== What needs to be done ==
Of the lines in the data below, count the ones holding the string "Middle", and answer with that number only.

== Supplied records ==

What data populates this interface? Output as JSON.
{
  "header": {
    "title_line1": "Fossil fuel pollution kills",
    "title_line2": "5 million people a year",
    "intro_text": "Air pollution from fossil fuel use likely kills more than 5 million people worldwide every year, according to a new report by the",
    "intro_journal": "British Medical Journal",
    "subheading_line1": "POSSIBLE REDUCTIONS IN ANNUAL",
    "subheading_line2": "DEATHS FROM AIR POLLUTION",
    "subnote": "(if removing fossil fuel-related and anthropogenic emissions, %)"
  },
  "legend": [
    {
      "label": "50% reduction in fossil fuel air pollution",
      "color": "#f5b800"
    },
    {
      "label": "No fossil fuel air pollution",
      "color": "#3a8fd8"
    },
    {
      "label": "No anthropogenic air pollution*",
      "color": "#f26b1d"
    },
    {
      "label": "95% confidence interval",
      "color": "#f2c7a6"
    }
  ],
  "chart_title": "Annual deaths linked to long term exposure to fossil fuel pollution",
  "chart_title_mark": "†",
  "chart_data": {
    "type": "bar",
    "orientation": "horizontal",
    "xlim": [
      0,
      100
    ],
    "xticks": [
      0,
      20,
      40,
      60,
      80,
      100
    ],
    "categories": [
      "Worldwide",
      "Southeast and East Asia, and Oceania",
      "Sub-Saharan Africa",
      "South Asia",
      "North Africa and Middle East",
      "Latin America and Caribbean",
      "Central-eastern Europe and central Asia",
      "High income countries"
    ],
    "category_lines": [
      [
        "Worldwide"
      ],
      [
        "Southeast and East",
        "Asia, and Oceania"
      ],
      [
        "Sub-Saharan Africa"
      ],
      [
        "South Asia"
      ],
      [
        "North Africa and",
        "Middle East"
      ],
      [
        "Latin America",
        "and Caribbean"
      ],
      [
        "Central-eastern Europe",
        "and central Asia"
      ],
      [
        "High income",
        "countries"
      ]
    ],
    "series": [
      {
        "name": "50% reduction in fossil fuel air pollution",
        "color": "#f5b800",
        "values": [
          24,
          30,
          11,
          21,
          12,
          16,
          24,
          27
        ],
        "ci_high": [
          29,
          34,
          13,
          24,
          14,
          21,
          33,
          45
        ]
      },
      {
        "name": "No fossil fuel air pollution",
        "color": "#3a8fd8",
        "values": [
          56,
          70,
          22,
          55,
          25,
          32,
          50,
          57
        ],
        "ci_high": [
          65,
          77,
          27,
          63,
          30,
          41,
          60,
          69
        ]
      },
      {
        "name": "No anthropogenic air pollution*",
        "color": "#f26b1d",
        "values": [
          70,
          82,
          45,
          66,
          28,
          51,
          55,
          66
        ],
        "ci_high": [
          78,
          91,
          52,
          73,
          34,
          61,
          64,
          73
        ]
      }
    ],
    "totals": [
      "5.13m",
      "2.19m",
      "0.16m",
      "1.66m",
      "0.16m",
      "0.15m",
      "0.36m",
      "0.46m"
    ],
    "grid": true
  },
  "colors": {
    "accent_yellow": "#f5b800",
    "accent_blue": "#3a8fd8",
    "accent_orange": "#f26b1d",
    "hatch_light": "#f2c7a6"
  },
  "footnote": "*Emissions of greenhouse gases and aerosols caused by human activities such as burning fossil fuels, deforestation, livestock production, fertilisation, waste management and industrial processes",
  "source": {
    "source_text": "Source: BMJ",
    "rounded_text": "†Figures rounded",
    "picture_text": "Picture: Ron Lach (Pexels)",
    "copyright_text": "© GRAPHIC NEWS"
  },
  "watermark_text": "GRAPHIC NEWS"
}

== Written response ==
2